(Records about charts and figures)
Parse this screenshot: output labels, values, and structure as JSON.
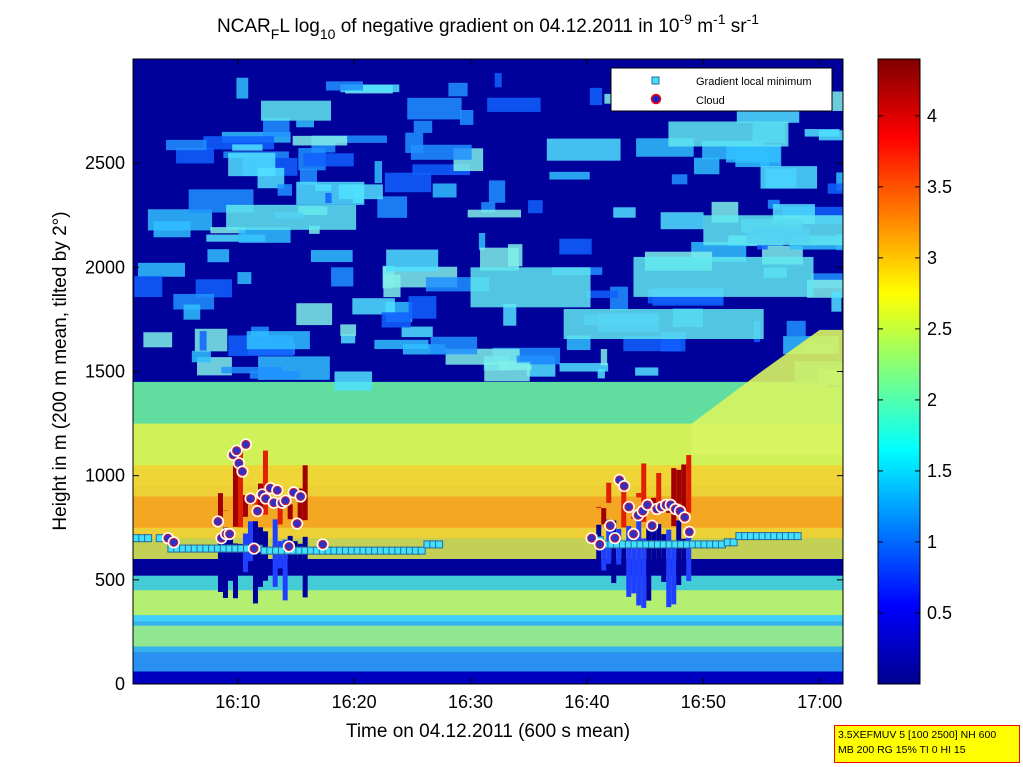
{
  "chart_data": {
    "type": "heatmap",
    "title": {
      "prefix": "NCAR",
      "sub_f": "F",
      "after_f": "L log",
      "sub_10": "10",
      "middle": " of negative gradient on 04.12.2011 in 10",
      "sup_exp1": "-9",
      "unit_m": " m",
      "sup_exp2": "-1",
      "unit_sr": " sr",
      "sup_exp3": "-1"
    },
    "xlabel": "Time on 04.12.2011 (600 s mean)",
    "ylabel": "Height in m (200 m mean, tilted by 2°)",
    "x_ticks": [
      "16:10",
      "16:20",
      "16:30",
      "16:40",
      "16:50",
      "17:00"
    ],
    "x_tick_minutes": [
      10,
      20,
      30,
      40,
      50,
      60
    ],
    "xlim_minutes": [
      1,
      62
    ],
    "y_ticks": [
      0,
      500,
      1000,
      1500,
      2000,
      2500
    ],
    "ylim": [
      0,
      3000
    ],
    "colorbar": {
      "ticks": [
        "0.5",
        "1",
        "1.5",
        "2",
        "2.5",
        "3",
        "3.5",
        "4"
      ],
      "tick_values": [
        0.5,
        1,
        1.5,
        2,
        2.5,
        3,
        3.5,
        4
      ],
      "range": [
        0,
        4.4
      ],
      "colormap": "jet"
    },
    "legend": {
      "position": "top-right",
      "entries": [
        {
          "label": "Gradient local minimum",
          "marker": "square",
          "color": "#40e0ff"
        },
        {
          "label": "Cloud",
          "marker": "circle",
          "color": "#2020c0",
          "edge": "#ff0000"
        }
      ]
    },
    "series": [
      {
        "name": "Gradient local minimum",
        "minutes": [
          1.3,
          1.8,
          2.3,
          3.3,
          4.3,
          4.8,
          5.3,
          5.8,
          6.3,
          6.8,
          7.3,
          7.8,
          8.3,
          8.8,
          9.3,
          9.8,
          10.3,
          10.8,
          11.3,
          11.8,
          12.3,
          12.8,
          13.3,
          13.8,
          14.3,
          14.8,
          15.3,
          15.8,
          16.3,
          16.8,
          17.3,
          17.8,
          18.3,
          18.8,
          19.3,
          19.8,
          20.3,
          20.8,
          21.3,
          21.8,
          22.3,
          22.8,
          23.3,
          23.8,
          24.3,
          24.8,
          25.3,
          25.8,
          26.3,
          26.8,
          27.3,
          40.6,
          41.1,
          41.6,
          42.1,
          42.6,
          43.1,
          43.6,
          44.1,
          44.6,
          45.1,
          45.6,
          46.1,
          46.6,
          47.1,
          47.6,
          48.1,
          48.6,
          49.1,
          49.6,
          50.1,
          50.6,
          51.1,
          51.6,
          52.1,
          52.6,
          53.1,
          53.6,
          54.1,
          54.6,
          55.1,
          55.6,
          56.1,
          56.6,
          57.1,
          57.6,
          58.1
        ],
        "heights": [
          700,
          700,
          700,
          700,
          650,
          650,
          650,
          650,
          650,
          650,
          650,
          650,
          650,
          650,
          650,
          650,
          650,
          650,
          650,
          650,
          640,
          640,
          640,
          640,
          640,
          640,
          640,
          640,
          640,
          640,
          640,
          640,
          640,
          640,
          640,
          640,
          640,
          640,
          640,
          640,
          640,
          640,
          640,
          640,
          640,
          640,
          640,
          640,
          670,
          670,
          670,
          700,
          690,
          670,
          670,
          670,
          670,
          670,
          670,
          670,
          670,
          670,
          670,
          670,
          670,
          670,
          670,
          670,
          670,
          670,
          670,
          670,
          670,
          670,
          680,
          680,
          710,
          710,
          710,
          710,
          710,
          710,
          710,
          710,
          710,
          710,
          710
        ]
      },
      {
        "name": "Cloud",
        "minutes": [
          4.0,
          4.5,
          8.3,
          8.6,
          9.0,
          9.3,
          9.6,
          9.9,
          10.1,
          10.4,
          10.7,
          11.1,
          11.4,
          11.7,
          12.1,
          12.4,
          12.8,
          13.1,
          13.4,
          13.8,
          14.1,
          14.4,
          14.8,
          15.1,
          15.4,
          17.3,
          40.4,
          41.1,
          42.0,
          42.4,
          42.8,
          43.2,
          43.6,
          44.0,
          44.4,
          44.8,
          45.2,
          45.6,
          46.0,
          46.4,
          46.8,
          47.2,
          47.6,
          48.0,
          48.4,
          48.8
        ],
        "heights": [
          700,
          680,
          780,
          700,
          720,
          720,
          1100,
          1120,
          1060,
          1020,
          1150,
          890,
          650,
          830,
          910,
          890,
          940,
          870,
          930,
          870,
          880,
          660,
          920,
          770,
          900,
          670,
          700,
          670,
          760,
          700,
          980,
          950,
          850,
          720,
          810,
          830,
          860,
          760,
          840,
          850,
          860,
          860,
          840,
          830,
          800,
          730
        ]
      }
    ],
    "info_box": {
      "line1": "3.5XEFMUV 5 [100 2500] NH 600",
      "line2": "MB 200 RG 15% TI 0 HI 15"
    }
  }
}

**Do this**
Pick out and copy the lines of the entries that hold the string "local".

**Correct response**
          "label": "Gradient local minimum",
        "name": "Gradient local minimum",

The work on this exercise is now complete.